* Directive *
Copy the material below line for line without changing anything, and leave out the pictures.

Start of Material supplied

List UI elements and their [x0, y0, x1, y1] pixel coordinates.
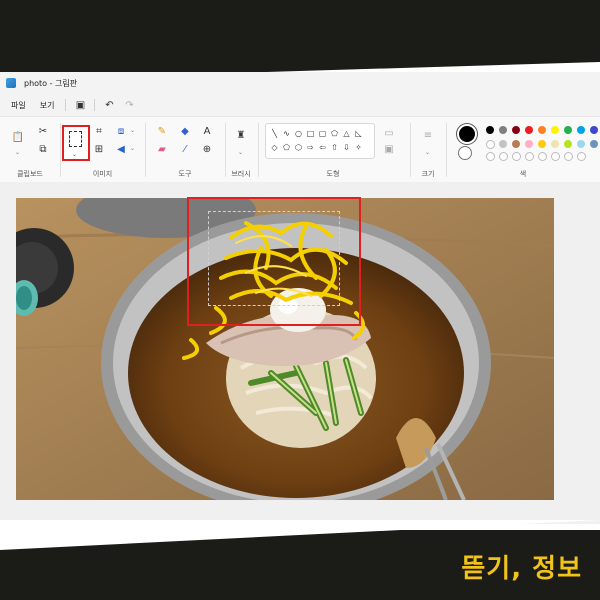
diamond-shape-icon[interactable]: ◇	[270, 143, 279, 152]
size-group: ≡ ⌄ 크기	[410, 117, 446, 183]
magnifier-icon[interactable]: ⊕	[200, 143, 214, 157]
brushes-group: ♜ ⌄ 브러시	[225, 117, 257, 183]
empty-color-slot[interactable]	[551, 152, 560, 161]
menu-separator	[94, 99, 96, 111]
up-arrow-shape-icon[interactable]: ⇧	[330, 143, 339, 152]
color-swatch[interactable]	[512, 140, 520, 148]
menu-bar: 파일 보기 ▣ ↶ ↷	[0, 94, 600, 116]
color-swatch[interactable]	[525, 126, 533, 134]
color-swatch[interactable]	[551, 140, 559, 148]
title-bar: photo - 그림판	[0, 72, 600, 94]
secondary-color-swatch[interactable]	[458, 146, 472, 160]
brush-chevron-icon[interactable]: ⌄	[238, 149, 243, 156]
rotate-icon[interactable]: ◀	[114, 143, 128, 157]
save-icon[interactable]: ▣	[74, 100, 86, 111]
undo-icon[interactable]: ↶	[103, 100, 115, 111]
color-swatch[interactable]	[538, 126, 546, 134]
outline-icon[interactable]: ▭	[382, 127, 396, 141]
rounded-rectangle-shape-icon[interactable]: ▢	[318, 129, 327, 138]
right-triangle-shape-icon[interactable]: ◺	[354, 129, 363, 138]
selection-marquee[interactable]	[208, 211, 340, 306]
shapes-label: 도형	[326, 170, 340, 178]
redo-icon[interactable]: ↷	[123, 100, 135, 111]
colors-label: 색	[519, 170, 527, 178]
oval-shape-icon[interactable]: ○	[294, 129, 303, 138]
rotate-chevron-icon[interactable]: ⌄	[130, 145, 135, 152]
pencil-icon[interactable]: ✎	[155, 125, 169, 139]
clipboard-label: 클립보드	[17, 170, 43, 178]
crop-icon[interactable]: ⌗	[92, 125, 106, 139]
color-swatch[interactable]	[512, 126, 520, 134]
size-label: 크기	[421, 170, 435, 178]
triangle-shape-icon[interactable]: △	[342, 129, 351, 138]
color-swatch[interactable]	[564, 126, 572, 134]
shapes-gallery: ╲ ∿ ○ □ ▢ ⬠ △ ◺ ◇ ⬠ ⬡ ⇨ ⇦ ⇧ ⇩ ✧	[265, 123, 375, 159]
resize-chevron-icon[interactable]: ⌄	[130, 127, 135, 134]
eraser-icon[interactable]: ▰	[155, 143, 169, 157]
empty-color-slot[interactable]	[499, 152, 508, 161]
brush-icon[interactable]: ♜	[234, 129, 248, 143]
select-rect-icon	[69, 131, 82, 147]
paste-chevron-icon[interactable]: ⌄	[15, 149, 20, 156]
pentagon-shape-icon[interactable]: ⬠	[282, 143, 291, 152]
image-label: 이미지	[92, 170, 113, 178]
cut-icon[interactable]: ✂	[36, 125, 50, 139]
color-swatch[interactable]	[590, 126, 598, 134]
brushes-label: 브러시	[231, 170, 251, 178]
fill-style-icon[interactable]: ▣	[382, 143, 396, 157]
menu-file[interactable]: 파일	[8, 98, 29, 113]
left-arrow-shape-icon[interactable]: ⇦	[318, 143, 327, 152]
down-arrow-shape-icon[interactable]: ⇩	[342, 143, 351, 152]
resize-icon[interactable]: ⧈	[114, 125, 128, 139]
polygon-shape-icon[interactable]: ⬠	[330, 129, 339, 138]
image-select-icon[interactable]: ⊞	[92, 143, 106, 157]
tools-label: 도구	[178, 170, 192, 178]
empty-color-slot[interactable]	[486, 152, 495, 161]
text-icon[interactable]: A	[200, 125, 214, 139]
ribbon: 📋 ⌄ ✂ ⧉ 클립보드 이미지 ⌄ ⌗ ⊞ ⧈ ◀ ⌄ ⌄ 도구 ✎ ◆ A …	[0, 116, 600, 184]
menu-view[interactable]: 보기	[37, 98, 58, 113]
select-tool-button[interactable]: ⌄	[62, 125, 90, 161]
color-swatch[interactable]	[577, 126, 585, 134]
color-swatch[interactable]	[538, 140, 546, 148]
clipboard-group: 📋 ⌄ ✂ ⧉ 클립보드	[0, 117, 60, 183]
size-chevron-icon[interactable]: ⌄	[425, 149, 430, 156]
brand-caption: 뜯기, 정보	[461, 554, 582, 584]
right-arrow-shape-icon[interactable]: ⇨	[306, 143, 315, 152]
empty-color-slot[interactable]	[564, 152, 573, 161]
color-swatch[interactable]	[486, 126, 494, 134]
fill-icon[interactable]: ◆	[178, 125, 192, 139]
curve-shape-icon[interactable]: ∿	[282, 129, 291, 138]
color-swatch[interactable]	[486, 140, 495, 149]
stroke-size-icon[interactable]: ≡	[421, 129, 435, 143]
color-swatch[interactable]	[551, 126, 559, 134]
line-shape-icon[interactable]: ╲	[270, 129, 279, 138]
rectangle-shape-icon[interactable]: □	[306, 129, 315, 138]
paint-app-icon	[6, 78, 16, 88]
color-swatch[interactable]	[590, 140, 598, 148]
copy-icon[interactable]: ⧉	[36, 143, 50, 157]
primary-color-swatch[interactable]	[457, 124, 477, 144]
color-swatch[interactable]	[525, 140, 533, 148]
empty-color-slot[interactable]	[577, 152, 586, 161]
four-point-star-shape-icon[interactable]: ✧	[354, 143, 363, 152]
select-chevron-icon: ⌄	[72, 151, 78, 158]
color-swatch[interactable]	[499, 126, 507, 134]
hexagon-shape-icon[interactable]: ⬡	[294, 143, 303, 152]
empty-color-slot[interactable]	[538, 152, 547, 161]
color-swatch[interactable]	[577, 140, 585, 148]
paste-icon[interactable]: 📋	[11, 131, 25, 145]
window-title: photo - 그림판	[24, 78, 78, 88]
empty-color-slot[interactable]	[525, 152, 534, 161]
empty-color-slot[interactable]	[512, 152, 521, 161]
color-picker-icon[interactable]: ⁄	[178, 143, 192, 157]
color-swatch[interactable]	[499, 140, 507, 148]
menu-separator	[65, 99, 67, 111]
color-swatch[interactable]	[564, 140, 572, 148]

End of Material supplied

* Written reply *
List UI elements and their [x0, y0, x1, y1] pixel coordinates.
diamond-shape-icon[interactable]: ◇	[270, 143, 279, 152]
size-group: ≡ ⌄ 크기	[410, 117, 446, 183]
magnifier-icon[interactable]: ⊕	[200, 143, 214, 157]
brushes-group: ♜ ⌄ 브러시	[225, 117, 257, 183]
empty-color-slot[interactable]	[551, 152, 560, 161]
menu-separator	[94, 99, 96, 111]
up-arrow-shape-icon[interactable]: ⇧	[330, 143, 339, 152]
color-swatch[interactable]	[512, 140, 520, 148]
menu-bar: 파일 보기 ▣ ↶ ↷	[0, 94, 600, 116]
color-swatch[interactable]	[525, 126, 533, 134]
color-swatch[interactable]	[551, 140, 559, 148]
title-bar: photo - 그림판	[0, 72, 600, 94]
secondary-color-swatch[interactable]	[458, 146, 472, 160]
brush-chevron-icon[interactable]: ⌄	[238, 149, 243, 156]
rotate-icon[interactable]: ◀	[114, 143, 128, 157]
save-icon[interactable]: ▣	[74, 100, 86, 111]
undo-icon[interactable]: ↶	[103, 100, 115, 111]
color-swatch[interactable]	[538, 126, 546, 134]
outline-icon[interactable]: ▭	[382, 127, 396, 141]
rounded-rectangle-shape-icon[interactable]: ▢	[318, 129, 327, 138]
right-triangle-shape-icon[interactable]: ◺	[354, 129, 363, 138]
selection-marquee[interactable]	[208, 211, 340, 306]
shapes-label: 도형	[326, 170, 340, 178]
redo-icon[interactable]: ↷	[123, 100, 135, 111]
colors-label: 색	[519, 170, 527, 178]
oval-shape-icon[interactable]: ○	[294, 129, 303, 138]
rotate-chevron-icon[interactable]: ⌄	[130, 145, 135, 152]
pencil-icon[interactable]: ✎	[155, 125, 169, 139]
clipboard-label: 클립보드	[17, 170, 43, 178]
crop-icon[interactable]: ⌗	[92, 125, 106, 139]
color-swatch[interactable]	[512, 126, 520, 134]
size-label: 크기	[421, 170, 435, 178]
triangle-shape-icon[interactable]: △	[342, 129, 351, 138]
color-swatch[interactable]	[564, 126, 572, 134]
shapes-gallery: ╲ ∿ ○ □ ▢ ⬠ △ ◺ ◇ ⬠ ⬡ ⇨ ⇦ ⇧ ⇩ ✧	[265, 123, 375, 159]
resize-chevron-icon[interactable]: ⌄	[130, 127, 135, 134]
eraser-icon[interactable]: ▰	[155, 143, 169, 157]
empty-color-slot[interactable]	[499, 152, 508, 161]
brush-icon[interactable]: ♜	[234, 129, 248, 143]
select-rect-icon	[69, 131, 82, 147]
paste-chevron-icon[interactable]: ⌄	[15, 149, 20, 156]
pentagon-shape-icon[interactable]: ⬠	[282, 143, 291, 152]
image-label: 이미지	[92, 170, 113, 178]
cut-icon[interactable]: ✂	[36, 125, 50, 139]
color-swatch[interactable]	[590, 126, 598, 134]
brushes-label: 브러시	[231, 170, 251, 178]
fill-style-icon[interactable]: ▣	[382, 143, 396, 157]
menu-file[interactable]: 파일	[8, 98, 29, 113]
left-arrow-shape-icon[interactable]: ⇦	[318, 143, 327, 152]
down-arrow-shape-icon[interactable]: ⇩	[342, 143, 351, 152]
resize-icon[interactable]: ⧈	[114, 125, 128, 139]
polygon-shape-icon[interactable]: ⬠	[330, 129, 339, 138]
image-select-icon[interactable]: ⊞	[92, 143, 106, 157]
tools-label: 도구	[178, 170, 192, 178]
empty-color-slot[interactable]	[486, 152, 495, 161]
text-icon[interactable]: A	[200, 125, 214, 139]
ribbon: 📋 ⌄ ✂ ⧉ 클립보드 이미지 ⌄ ⌗ ⊞ ⧈ ◀ ⌄ ⌄ 도구 ✎ ◆ A …	[0, 116, 600, 184]
menu-view[interactable]: 보기	[37, 98, 58, 113]
select-tool-button[interactable]: ⌄	[62, 125, 90, 161]
color-swatch[interactable]	[577, 126, 585, 134]
color-swatch[interactable]	[538, 140, 546, 148]
clipboard-group: 📋 ⌄ ✂ ⧉ 클립보드	[0, 117, 60, 183]
size-chevron-icon[interactable]: ⌄	[425, 149, 430, 156]
brand-caption: 뜯기, 정보	[461, 554, 582, 584]
right-arrow-shape-icon[interactable]: ⇨	[306, 143, 315, 152]
empty-color-slot[interactable]	[564, 152, 573, 161]
color-swatch[interactable]	[486, 126, 494, 134]
fill-icon[interactable]: ◆	[178, 125, 192, 139]
curve-shape-icon[interactable]: ∿	[282, 129, 291, 138]
color-swatch[interactable]	[486, 140, 495, 149]
stroke-size-icon[interactable]: ≡	[421, 129, 435, 143]
color-swatch[interactable]	[551, 126, 559, 134]
line-shape-icon[interactable]: ╲	[270, 129, 279, 138]
rectangle-shape-icon[interactable]: □	[306, 129, 315, 138]
paint-app-icon	[6, 78, 16, 88]
color-swatch[interactable]	[590, 140, 598, 148]
copy-icon[interactable]: ⧉	[36, 143, 50, 157]
primary-color-swatch[interactable]	[457, 124, 477, 144]
color-swatch[interactable]	[525, 140, 533, 148]
empty-color-slot[interactable]	[577, 152, 586, 161]
four-point-star-shape-icon[interactable]: ✧	[354, 143, 363, 152]
select-chevron-icon: ⌄	[72, 151, 78, 158]
color-swatch[interactable]	[499, 126, 507, 134]
hexagon-shape-icon[interactable]: ⬡	[294, 143, 303, 152]
empty-color-slot[interactable]	[538, 152, 547, 161]
color-swatch[interactable]	[577, 140, 585, 148]
paste-icon[interactable]: 📋	[11, 131, 25, 145]
window-title: photo - 그림판	[24, 78, 78, 88]
empty-color-slot[interactable]	[525, 152, 534, 161]
empty-color-slot[interactable]	[512, 152, 521, 161]
color-picker-icon[interactable]: ⁄	[178, 143, 192, 157]
color-swatch[interactable]	[499, 140, 507, 148]
menu-separator	[65, 99, 67, 111]
color-swatch[interactable]	[564, 140, 572, 148]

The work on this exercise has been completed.